I do not have a good relationship with this water heater. We bought it in 2003 and have poured a couple hundred dollars in repairs into it since. I just called the repair service I use because they're honest, priced fairly and quick. They no longer deal with hot water heaters, I was told. Too time-consuming. I hate the thought of calling someone I don't know anything about. I hate the thought of what this might cost.

I would love nothing more than to ditch this monster and have a tankless unit installed. But I can't afford it. One of the many, many reasons I hate being in debt.

Sarah

Monday, July 18, 2011

Stuffed

I spent the weekend helping my sister (not Jenny - our other sister) move. Her marriage has ended and because her ex is not providing child support, she had to sell the house and move to an apartment with her two children.

I realized while unpacking boxes that she has been medicating herself for quite awhile with "stuff." I had already put sheets on the three beds when I went to tackle the linen closet. I folded 31 pillowcases. Thirty-one. There were enough towels to open a small boutique. And I do believe her kitchen tools could outfit several kitchens. When I asked her what a particular item was and she couldn't tell me, I knew there was a problem. We talked a bit and she agreed to start a box for things that were really not necessary. A friend of hers is having a yard sale next weekend and she will send it there.
_ _ _ _ _
WHAT TO DO => According to the blog excerpt, why did the writer's sister have to sell her house and move to an apartment? Reply in one to three sentences. Rely only on the blog excerpt.

(Collected data)
_ _ _ _ _
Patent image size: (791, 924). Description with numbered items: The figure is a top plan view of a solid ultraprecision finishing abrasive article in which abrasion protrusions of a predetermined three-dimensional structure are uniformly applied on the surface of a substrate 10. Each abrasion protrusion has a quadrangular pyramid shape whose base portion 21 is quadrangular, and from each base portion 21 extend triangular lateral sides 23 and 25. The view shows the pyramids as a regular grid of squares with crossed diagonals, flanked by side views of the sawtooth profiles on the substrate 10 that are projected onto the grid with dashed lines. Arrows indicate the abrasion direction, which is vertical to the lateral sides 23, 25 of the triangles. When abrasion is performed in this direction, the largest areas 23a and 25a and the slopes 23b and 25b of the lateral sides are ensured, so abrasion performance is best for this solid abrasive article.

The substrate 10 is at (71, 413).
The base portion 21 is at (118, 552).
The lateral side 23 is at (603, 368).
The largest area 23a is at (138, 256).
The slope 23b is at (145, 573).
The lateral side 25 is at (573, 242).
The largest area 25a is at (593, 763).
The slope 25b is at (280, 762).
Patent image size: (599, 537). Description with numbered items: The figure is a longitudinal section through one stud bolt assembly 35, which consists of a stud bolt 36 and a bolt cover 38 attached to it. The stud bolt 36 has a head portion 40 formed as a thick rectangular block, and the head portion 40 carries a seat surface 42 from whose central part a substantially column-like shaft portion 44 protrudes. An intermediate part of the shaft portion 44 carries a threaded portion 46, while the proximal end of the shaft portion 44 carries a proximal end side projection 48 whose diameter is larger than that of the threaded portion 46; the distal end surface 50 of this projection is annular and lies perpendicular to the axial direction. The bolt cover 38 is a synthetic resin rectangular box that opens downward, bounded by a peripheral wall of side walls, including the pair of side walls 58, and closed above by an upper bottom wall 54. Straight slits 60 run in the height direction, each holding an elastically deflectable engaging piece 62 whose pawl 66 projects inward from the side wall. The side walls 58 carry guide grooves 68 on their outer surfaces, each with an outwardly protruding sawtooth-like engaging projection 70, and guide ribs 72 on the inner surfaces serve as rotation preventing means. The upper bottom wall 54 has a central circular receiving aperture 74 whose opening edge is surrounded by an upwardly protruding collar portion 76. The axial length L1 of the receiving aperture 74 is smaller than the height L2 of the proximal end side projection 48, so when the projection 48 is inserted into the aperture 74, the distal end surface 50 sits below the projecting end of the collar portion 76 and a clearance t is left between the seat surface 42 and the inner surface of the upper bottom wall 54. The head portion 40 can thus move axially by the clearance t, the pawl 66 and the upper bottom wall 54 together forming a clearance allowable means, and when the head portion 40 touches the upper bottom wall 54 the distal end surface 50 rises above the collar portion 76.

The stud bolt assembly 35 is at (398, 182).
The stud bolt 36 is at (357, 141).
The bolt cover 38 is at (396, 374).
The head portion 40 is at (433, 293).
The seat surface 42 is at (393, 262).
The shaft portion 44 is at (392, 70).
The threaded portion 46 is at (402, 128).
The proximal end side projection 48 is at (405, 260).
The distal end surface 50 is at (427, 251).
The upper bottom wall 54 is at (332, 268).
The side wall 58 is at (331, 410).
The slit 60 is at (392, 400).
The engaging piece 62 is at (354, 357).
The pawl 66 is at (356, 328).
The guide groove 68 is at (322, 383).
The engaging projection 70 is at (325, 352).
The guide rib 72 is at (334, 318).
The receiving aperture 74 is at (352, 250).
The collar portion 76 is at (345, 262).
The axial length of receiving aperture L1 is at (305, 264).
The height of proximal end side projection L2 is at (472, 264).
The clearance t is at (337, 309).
_ _ _ _ _
SOLUTION FOR THIS PROBLEM => Her marriage had ended, and her ex was not providing child support. Because of that, she had to sell the house and move to an apartment with her two children.